Figure collection entries
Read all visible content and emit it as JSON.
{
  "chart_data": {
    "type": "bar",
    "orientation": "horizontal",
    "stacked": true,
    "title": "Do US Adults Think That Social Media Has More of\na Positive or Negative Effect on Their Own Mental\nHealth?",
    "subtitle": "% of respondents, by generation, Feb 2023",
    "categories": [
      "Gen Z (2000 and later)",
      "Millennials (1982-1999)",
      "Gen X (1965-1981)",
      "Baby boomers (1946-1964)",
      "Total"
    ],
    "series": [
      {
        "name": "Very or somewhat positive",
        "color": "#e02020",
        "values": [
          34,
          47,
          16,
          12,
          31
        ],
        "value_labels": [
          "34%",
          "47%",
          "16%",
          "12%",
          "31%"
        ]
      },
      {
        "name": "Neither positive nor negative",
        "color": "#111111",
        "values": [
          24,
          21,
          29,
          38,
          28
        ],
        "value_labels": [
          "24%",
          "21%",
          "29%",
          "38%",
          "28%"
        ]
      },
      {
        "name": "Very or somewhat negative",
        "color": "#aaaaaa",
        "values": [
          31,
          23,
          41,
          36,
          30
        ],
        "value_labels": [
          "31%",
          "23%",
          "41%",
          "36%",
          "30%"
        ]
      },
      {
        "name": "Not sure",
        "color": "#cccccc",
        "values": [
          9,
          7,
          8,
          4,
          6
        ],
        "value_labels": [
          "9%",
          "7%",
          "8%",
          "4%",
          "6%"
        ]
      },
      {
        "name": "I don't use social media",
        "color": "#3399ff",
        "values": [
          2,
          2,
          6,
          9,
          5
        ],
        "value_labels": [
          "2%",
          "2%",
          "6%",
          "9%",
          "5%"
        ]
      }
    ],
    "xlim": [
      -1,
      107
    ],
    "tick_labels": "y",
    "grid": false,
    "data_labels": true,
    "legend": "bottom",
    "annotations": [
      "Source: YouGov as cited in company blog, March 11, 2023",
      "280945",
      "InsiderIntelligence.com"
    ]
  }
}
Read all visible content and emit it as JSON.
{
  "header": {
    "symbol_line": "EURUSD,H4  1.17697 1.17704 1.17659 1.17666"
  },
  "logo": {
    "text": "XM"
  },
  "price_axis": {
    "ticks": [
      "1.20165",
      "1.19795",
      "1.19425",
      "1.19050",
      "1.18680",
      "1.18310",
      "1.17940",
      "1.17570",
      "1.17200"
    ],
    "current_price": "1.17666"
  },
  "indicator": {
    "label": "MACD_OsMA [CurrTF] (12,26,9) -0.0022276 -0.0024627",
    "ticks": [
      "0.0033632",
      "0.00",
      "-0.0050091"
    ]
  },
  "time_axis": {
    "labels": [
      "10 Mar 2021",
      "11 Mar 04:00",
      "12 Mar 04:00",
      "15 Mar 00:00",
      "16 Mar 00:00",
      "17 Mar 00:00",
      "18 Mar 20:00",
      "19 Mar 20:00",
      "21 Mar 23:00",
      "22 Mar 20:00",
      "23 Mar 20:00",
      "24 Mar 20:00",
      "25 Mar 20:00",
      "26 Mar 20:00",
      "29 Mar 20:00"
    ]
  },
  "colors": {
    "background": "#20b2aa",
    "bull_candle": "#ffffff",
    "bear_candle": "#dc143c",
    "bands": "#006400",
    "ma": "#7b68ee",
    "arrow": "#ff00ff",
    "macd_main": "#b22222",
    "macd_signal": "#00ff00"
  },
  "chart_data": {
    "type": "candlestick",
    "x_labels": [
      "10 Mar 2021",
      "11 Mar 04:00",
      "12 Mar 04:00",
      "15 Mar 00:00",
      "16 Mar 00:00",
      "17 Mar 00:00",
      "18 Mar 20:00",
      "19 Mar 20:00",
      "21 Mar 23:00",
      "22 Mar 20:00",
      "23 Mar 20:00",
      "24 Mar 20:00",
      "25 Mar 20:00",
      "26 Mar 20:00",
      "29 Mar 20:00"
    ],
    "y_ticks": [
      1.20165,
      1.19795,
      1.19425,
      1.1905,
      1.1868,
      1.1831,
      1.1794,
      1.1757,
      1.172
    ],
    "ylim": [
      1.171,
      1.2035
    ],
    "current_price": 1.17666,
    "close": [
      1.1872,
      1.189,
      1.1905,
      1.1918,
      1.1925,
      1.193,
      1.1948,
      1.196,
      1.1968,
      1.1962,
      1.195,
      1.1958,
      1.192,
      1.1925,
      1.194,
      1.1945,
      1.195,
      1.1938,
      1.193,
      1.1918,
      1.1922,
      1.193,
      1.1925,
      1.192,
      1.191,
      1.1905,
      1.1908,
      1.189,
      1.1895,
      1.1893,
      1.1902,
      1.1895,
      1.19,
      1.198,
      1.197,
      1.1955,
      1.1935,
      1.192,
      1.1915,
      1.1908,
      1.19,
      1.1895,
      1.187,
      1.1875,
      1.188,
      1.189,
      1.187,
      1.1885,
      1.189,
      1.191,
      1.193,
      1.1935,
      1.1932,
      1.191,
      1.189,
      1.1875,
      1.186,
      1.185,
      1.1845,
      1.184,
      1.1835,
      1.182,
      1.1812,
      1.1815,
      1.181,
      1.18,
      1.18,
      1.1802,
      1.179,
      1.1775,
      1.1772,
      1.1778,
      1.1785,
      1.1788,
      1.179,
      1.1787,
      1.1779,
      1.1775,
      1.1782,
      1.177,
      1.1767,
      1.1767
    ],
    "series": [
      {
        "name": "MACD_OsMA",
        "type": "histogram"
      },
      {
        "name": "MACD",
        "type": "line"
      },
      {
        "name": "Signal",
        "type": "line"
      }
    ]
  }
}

# PROBLEM REQUIREMENTS:
Write the data back out verbatim.

# OUTPUT OF THE EXERCISE:
Read all visible content and emit it as JSON.
{
  "chart_data": {
    "type": "bar",
    "orientation": "horizontal",
    "stacked": true,
    "title": "Do US Adults Think That Social Media Has More of\na Positive or Negative Effect on Their Own Mental\nHealth?",
    "subtitle": "% of respondents, by generation, Feb 2023",
    "categories": [
      "Gen Z (2000 and later)",
      "Millennials (1982-1999)",
      "Gen X (1965-1981)",
      "Baby boomers (1946-1964)",
      "Total"
    ],
    "series": [
      {
        "name": "Very or somewhat positive",
        "color": "#e02020",
        "values": [
          34,
          47,
          16,
          12,
          31
        ],
        "value_labels": [
          "34%",
          "47%",
          "16%",
          "12%",
          "31%"
        ]
      },
      {
        "name": "Neither positive nor negative",
        "color": "#111111",
        "values": [
          24,
          21,
          29,
          38,
          28
        ],
        "value_labels": [
          "24%",
          "21%",
          "29%",
          "38%",
          "28%"
        ]
      },
      {
        "name": "Very or somewhat negative",
        "color": "#aaaaaa",
        "values": [
          31,
          23,
          41,
          36,
          30
        ],
        "value_labels": [
          "31%",
          "23%",
          "41%",
          "36%",
          "30%"
        ]
      },
      {
        "name": "Not sure",
        "color": "#cccccc",
        "values": [
          9,
          7,
          8,
          4,
          6
        ],
        "value_labels": [
          "9%",
          "7%",
          "8%",
          "4%",
          "6%"
        ]
      },
      {
        "name": "I don't use social media",
        "color": "#3399ff",
        "values": [
          2,
          2,
          6,
          9,
          5
        ],
        "value_labels": [
          "2%",
          "2%",
          "6%",
          "9%",
          "5%"
        ]
      }
    ],
    "xlim": [
      -1,
      107
    ],
    "tick_labels": "y",
    "grid": false,
    "data_labels": true,
    "legend": "bottom",
    "annotations": [
      "Source: YouGov as cited in company blog, March 11, 2023",
      "280945",
      "InsiderIntelligence.com"
    ]
  }
}
Read all visible content and emit it as JSON.
{
  "header": {
    "symbol_line": "EURUSD,H4  1.17697 1.17704 1.17659 1.17666"
  },
  "logo": {
    "text": "XM"
  },
  "price_axis": {
    "ticks": [
      "1.20165",
      "1.19795",
      "1.19425",
      "1.19050",
      "1.18680",
      "1.18310",
      "1.17940",
      "1.17570",
      "1.17200"
    ],
    "current_price": "1.17666"
  },
  "indicator": {
    "label": "MACD_OsMA [CurrTF] (12,26,9) -0.0022276 -0.0024627",
    "ticks": [
      "0.0033632",
      "0.00",
      "-0.0050091"
    ]
  },
  "time_axis": {
    "labels": [
      "10 Mar 2021",
      "11 Mar 04:00",
      "12 Mar 04:00",
      "15 Mar 00:00",
      "16 Mar 00:00",
      "17 Mar 00:00",
      "18 Mar 20:00",
      "19 Mar 20:00",
      "21 Mar 23:00",
      "22 Mar 20:00",
      "23 Mar 20:00",
      "24 Mar 20:00",
      "25 Mar 20:00",
      "26 Mar 20:00",
      "29 Mar 20:00"
    ]
  },
  "colors": {
    "background": "#20b2aa",
    "bull_candle": "#ffffff",
    "bear_candle": "#dc143c",
    "bands": "#006400",
    "ma": "#7b68ee",
    "arrow": "#ff00ff",
    "macd_main": "#b22222",
    "macd_signal": "#00ff00"
  },
  "chart_data": {
    "type": "candlestick",
    "x_labels": [
      "10 Mar 2021",
      "11 Mar 04:00",
      "12 Mar 04:00",
      "15 Mar 00:00",
      "16 Mar 00:00",
      "17 Mar 00:00",
      "18 Mar 20:00",
      "19 Mar 20:00",
      "21 Mar 23:00",
      "22 Mar 20:00",
      "23 Mar 20:00",
      "24 Mar 20:00",
      "25 Mar 20:00",
      "26 Mar 20:00",
      "29 Mar 20:00"
    ],
    "y_ticks": [
      1.20165,
      1.19795,
      1.19425,
      1.1905,
      1.1868,
      1.1831,
      1.1794,
      1.1757,
      1.172
    ],
    "ylim": [
      1.171,
      1.2035
    ],
    "current_price": 1.17666,
    "close": [
      1.1872,
      1.189,
      1.1905,
      1.1918,
      1.1925,
      1.193,
      1.1948,
      1.196,
      1.1968,
      1.1962,
      1.195,
      1.1958,
      1.192,
      1.1925,
      1.194,
      1.1945,
      1.195,
      1.1938,
      1.193,
      1.1918,
      1.1922,
      1.193,
      1.1925,
      1.192,
      1.191,
      1.1905,
      1.1908,
      1.189,
      1.1895,
      1.1893,
      1.1902,
      1.1895,
      1.19,
      1.198,
      1.197,
      1.1955,
      1.1935,
      1.192,
      1.1915,
      1.1908,
      1.19,
      1.1895,
      1.187,
      1.1875,
      1.188,
      1.189,
      1.187,
      1.1885,
      1.189,
      1.191,
      1.193,
      1.1935,
      1.1932,
      1.191,
      1.189,
      1.1875,
      1.186,
      1.185,
      1.1845,
      1.184,
      1.1835,
      1.182,
      1.1812,
      1.1815,
      1.181,
      1.18,
      1.18,
      1.1802,
      1.179,
      1.1775,
      1.1772,
      1.1778,
      1.1785,
      1.1788,
      1.179,
      1.1787,
      1.1779,
      1.1775,
      1.1782,
      1.177,
      1.1767,
      1.1767
    ],
    "series": [
      {
        "name": "MACD_OsMA",
        "type": "histogram"
      },
      {
        "name": "MACD",
        "type": "line"
      },
      {
        "name": "Signal",
        "type": "line"
      }
    ]
  }
}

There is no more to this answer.